• What is being asked: Identify the lines that contain the string "Kakira", then copy each of them.
-- Start Input for this task --
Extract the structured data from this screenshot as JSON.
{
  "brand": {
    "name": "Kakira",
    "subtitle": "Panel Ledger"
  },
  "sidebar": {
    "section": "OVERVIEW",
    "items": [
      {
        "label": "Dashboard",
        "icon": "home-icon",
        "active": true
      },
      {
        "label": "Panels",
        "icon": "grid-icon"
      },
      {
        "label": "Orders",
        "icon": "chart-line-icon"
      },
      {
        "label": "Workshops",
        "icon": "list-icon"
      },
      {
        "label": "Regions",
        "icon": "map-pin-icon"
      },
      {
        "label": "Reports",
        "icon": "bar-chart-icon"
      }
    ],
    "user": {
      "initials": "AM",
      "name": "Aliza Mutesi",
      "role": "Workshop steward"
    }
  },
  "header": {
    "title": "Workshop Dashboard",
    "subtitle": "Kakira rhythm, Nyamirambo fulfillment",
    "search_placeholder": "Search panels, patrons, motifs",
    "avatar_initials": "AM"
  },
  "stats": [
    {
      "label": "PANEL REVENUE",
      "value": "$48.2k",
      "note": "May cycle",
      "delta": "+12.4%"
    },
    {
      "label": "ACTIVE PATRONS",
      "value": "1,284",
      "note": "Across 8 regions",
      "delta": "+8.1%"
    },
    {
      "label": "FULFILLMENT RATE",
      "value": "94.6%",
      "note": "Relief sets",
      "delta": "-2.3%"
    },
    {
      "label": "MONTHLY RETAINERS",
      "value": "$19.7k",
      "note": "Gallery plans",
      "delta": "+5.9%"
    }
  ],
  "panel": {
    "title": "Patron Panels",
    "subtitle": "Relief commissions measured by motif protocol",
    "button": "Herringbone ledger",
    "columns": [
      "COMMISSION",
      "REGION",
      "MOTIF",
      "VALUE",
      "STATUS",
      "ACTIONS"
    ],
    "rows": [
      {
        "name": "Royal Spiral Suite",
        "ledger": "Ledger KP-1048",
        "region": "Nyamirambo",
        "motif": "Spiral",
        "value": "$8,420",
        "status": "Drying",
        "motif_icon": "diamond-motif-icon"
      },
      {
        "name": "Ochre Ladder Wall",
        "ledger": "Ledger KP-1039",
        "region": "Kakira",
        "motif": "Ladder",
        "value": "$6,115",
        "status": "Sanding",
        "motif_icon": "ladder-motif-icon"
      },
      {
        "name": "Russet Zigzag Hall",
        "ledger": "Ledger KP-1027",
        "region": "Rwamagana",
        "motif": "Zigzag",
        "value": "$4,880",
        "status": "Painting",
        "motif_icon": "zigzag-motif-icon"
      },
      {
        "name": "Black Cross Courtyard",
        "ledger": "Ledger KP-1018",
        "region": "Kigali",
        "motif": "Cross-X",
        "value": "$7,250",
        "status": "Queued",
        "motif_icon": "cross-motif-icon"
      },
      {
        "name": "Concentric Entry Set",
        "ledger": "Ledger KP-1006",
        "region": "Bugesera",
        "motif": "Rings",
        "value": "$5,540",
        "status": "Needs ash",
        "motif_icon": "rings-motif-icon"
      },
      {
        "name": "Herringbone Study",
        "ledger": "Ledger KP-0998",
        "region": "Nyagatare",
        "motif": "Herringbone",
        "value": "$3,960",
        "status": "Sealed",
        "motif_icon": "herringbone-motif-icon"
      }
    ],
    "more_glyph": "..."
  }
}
-- End Input for this task --
• Solution to the exercise:
    "name": "Kakira",
    "subtitle": "Kakira rhythm, Nyamirambo fulfillment",
        "region": "Kakira",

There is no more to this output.